Written instruction
Copy out every line of the records where the string "page" occurs.

(Stored data)
-- START --
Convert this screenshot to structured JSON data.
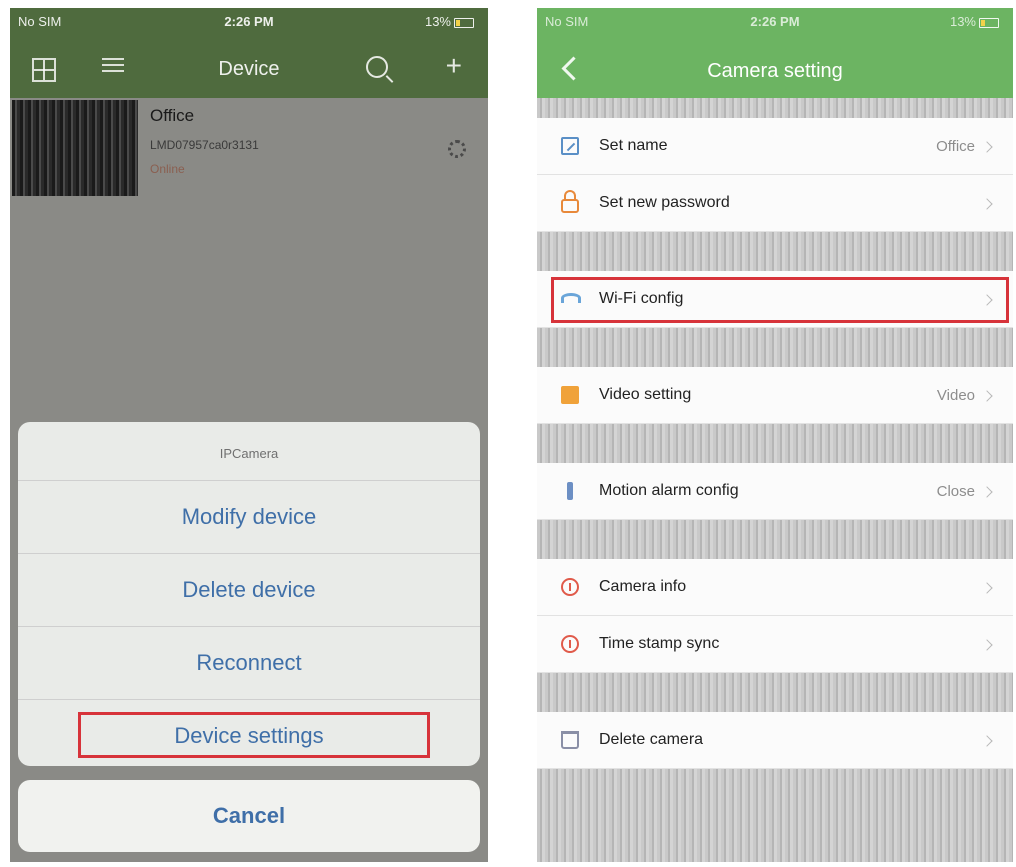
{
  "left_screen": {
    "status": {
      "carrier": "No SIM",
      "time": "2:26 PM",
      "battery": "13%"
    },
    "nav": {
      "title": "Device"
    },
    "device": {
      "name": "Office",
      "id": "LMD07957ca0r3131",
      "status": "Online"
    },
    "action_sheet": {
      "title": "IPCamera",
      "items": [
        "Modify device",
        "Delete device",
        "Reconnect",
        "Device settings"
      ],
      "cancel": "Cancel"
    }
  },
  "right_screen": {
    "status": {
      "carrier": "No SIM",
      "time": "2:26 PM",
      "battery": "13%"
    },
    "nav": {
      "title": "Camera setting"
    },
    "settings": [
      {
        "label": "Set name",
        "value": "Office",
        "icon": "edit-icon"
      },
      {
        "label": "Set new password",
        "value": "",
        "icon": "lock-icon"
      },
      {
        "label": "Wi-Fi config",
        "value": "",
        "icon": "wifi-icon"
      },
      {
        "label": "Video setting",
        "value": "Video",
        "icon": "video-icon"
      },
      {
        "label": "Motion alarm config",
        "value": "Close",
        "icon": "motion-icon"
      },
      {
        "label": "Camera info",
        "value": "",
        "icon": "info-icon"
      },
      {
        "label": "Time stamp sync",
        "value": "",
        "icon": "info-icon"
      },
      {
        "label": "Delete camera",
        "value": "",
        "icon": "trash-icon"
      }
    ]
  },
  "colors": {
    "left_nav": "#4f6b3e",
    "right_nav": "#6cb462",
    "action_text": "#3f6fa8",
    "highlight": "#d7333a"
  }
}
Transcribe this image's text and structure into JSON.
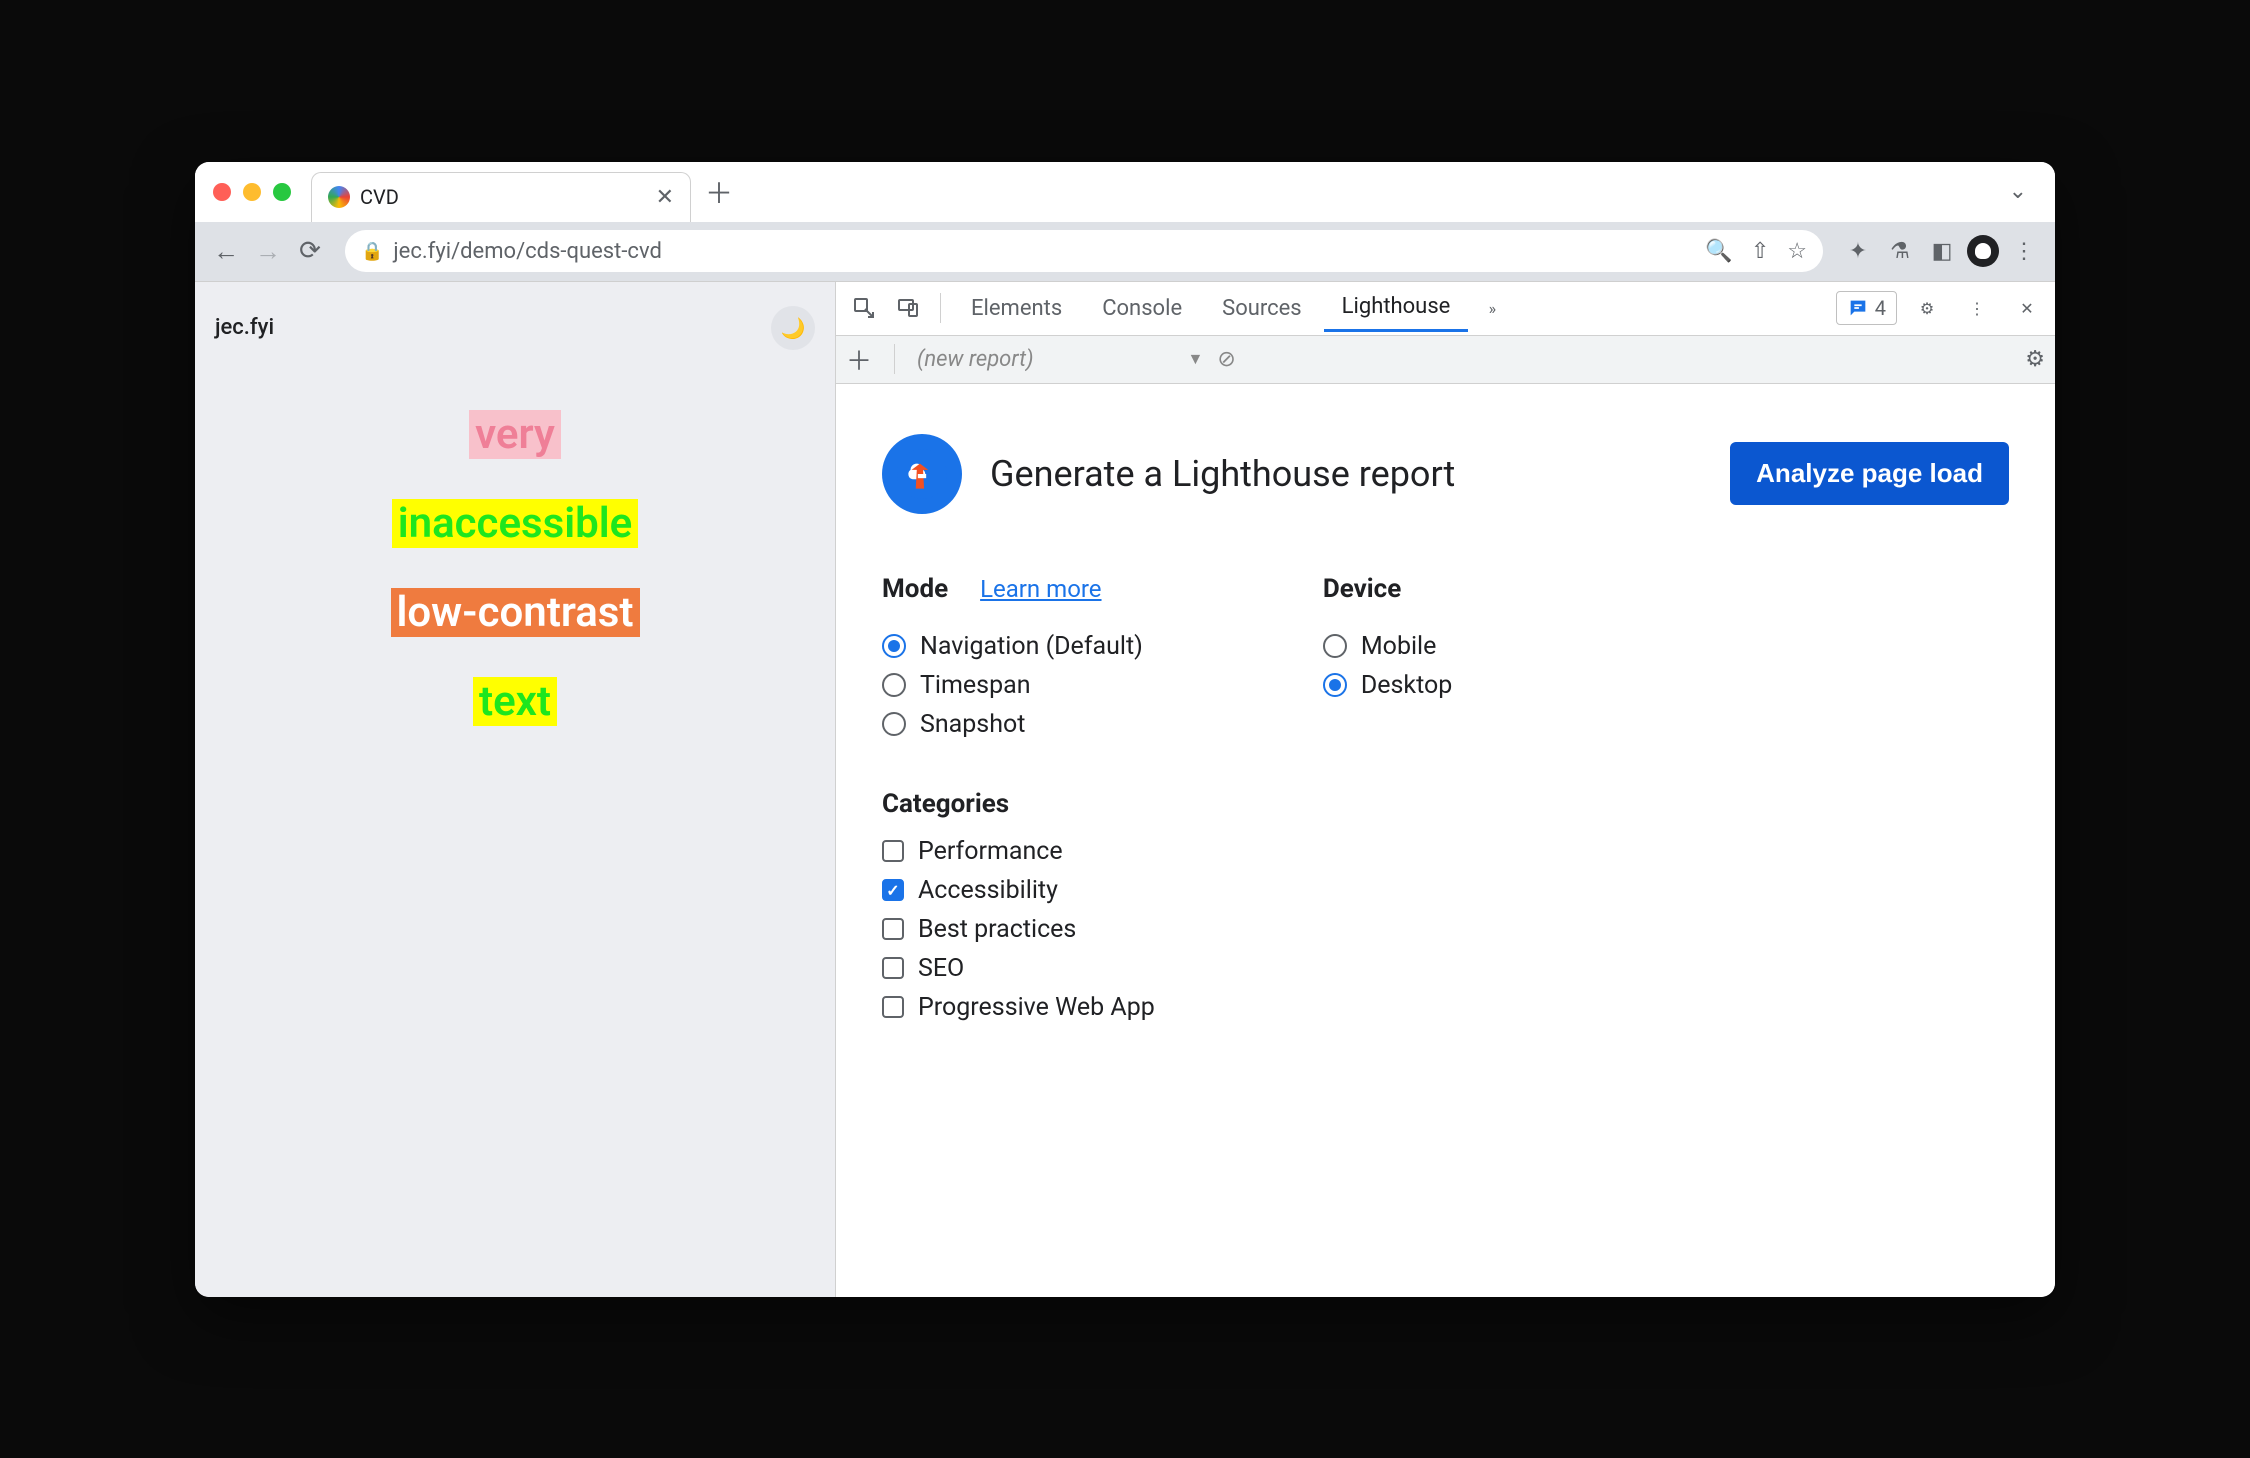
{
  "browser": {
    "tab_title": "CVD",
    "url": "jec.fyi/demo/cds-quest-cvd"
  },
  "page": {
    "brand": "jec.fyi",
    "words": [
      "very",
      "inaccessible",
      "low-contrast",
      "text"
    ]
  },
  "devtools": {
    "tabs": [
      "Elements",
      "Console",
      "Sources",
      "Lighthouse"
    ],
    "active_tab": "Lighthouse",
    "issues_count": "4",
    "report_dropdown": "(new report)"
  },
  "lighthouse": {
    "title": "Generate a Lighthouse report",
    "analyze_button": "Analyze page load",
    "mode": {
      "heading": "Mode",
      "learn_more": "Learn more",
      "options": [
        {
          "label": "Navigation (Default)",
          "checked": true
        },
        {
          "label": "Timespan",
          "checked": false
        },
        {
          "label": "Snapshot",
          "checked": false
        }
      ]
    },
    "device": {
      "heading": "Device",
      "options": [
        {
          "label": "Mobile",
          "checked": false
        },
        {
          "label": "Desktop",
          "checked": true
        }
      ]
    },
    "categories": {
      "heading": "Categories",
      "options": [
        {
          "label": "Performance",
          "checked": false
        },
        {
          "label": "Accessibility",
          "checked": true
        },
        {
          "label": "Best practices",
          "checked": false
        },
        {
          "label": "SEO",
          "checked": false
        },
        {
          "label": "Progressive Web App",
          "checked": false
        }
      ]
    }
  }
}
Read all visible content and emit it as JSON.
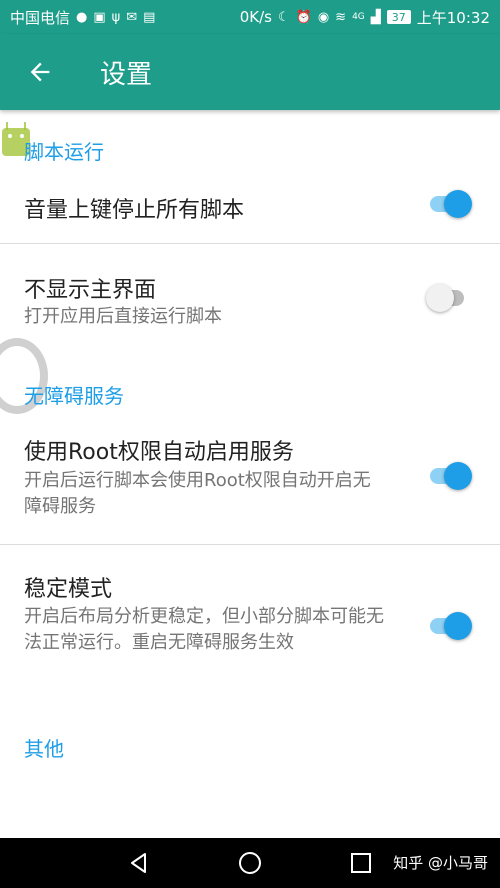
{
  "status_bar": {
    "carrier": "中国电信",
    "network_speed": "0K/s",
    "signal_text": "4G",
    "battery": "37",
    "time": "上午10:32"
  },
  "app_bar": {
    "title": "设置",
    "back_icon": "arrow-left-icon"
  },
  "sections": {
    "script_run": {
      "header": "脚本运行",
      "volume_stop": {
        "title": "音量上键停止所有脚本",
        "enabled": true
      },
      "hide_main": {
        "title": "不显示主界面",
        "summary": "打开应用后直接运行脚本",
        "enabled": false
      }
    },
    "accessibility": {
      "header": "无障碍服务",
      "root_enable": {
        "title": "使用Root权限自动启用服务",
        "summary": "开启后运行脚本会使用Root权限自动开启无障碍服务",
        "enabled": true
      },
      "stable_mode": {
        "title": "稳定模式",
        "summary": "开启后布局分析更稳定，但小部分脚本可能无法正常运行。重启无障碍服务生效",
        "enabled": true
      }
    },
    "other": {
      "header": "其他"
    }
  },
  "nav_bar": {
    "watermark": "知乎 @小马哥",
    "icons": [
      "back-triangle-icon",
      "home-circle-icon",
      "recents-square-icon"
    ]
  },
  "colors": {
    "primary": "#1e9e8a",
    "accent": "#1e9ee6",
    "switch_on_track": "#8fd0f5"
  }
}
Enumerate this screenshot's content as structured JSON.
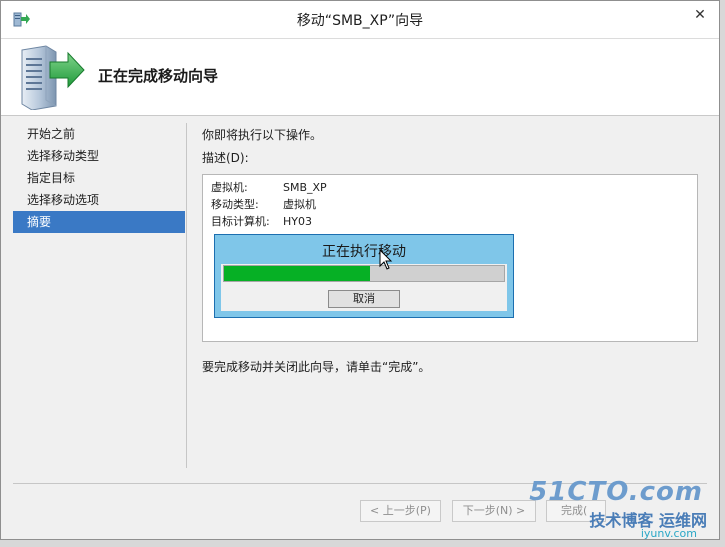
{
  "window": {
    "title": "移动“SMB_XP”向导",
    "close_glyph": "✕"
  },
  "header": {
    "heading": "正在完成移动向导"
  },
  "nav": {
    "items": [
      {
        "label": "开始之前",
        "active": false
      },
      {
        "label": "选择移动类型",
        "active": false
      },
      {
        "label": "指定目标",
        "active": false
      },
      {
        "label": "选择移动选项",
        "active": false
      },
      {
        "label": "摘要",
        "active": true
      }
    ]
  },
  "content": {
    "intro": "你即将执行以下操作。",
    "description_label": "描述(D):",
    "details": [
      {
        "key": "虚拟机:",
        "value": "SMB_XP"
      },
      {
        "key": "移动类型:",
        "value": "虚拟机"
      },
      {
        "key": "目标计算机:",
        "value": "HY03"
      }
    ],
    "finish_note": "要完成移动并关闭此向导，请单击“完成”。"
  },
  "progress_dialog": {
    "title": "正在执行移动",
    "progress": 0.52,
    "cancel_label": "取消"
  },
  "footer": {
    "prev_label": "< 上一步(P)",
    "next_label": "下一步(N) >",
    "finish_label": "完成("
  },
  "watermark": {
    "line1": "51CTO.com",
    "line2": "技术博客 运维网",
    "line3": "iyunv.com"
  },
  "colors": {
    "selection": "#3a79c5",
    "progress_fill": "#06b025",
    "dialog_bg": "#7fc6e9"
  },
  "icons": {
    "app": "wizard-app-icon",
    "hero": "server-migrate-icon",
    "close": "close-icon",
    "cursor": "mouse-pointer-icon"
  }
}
-- END --
Response
  "page": {
    "analyze_button": "Analyze page load",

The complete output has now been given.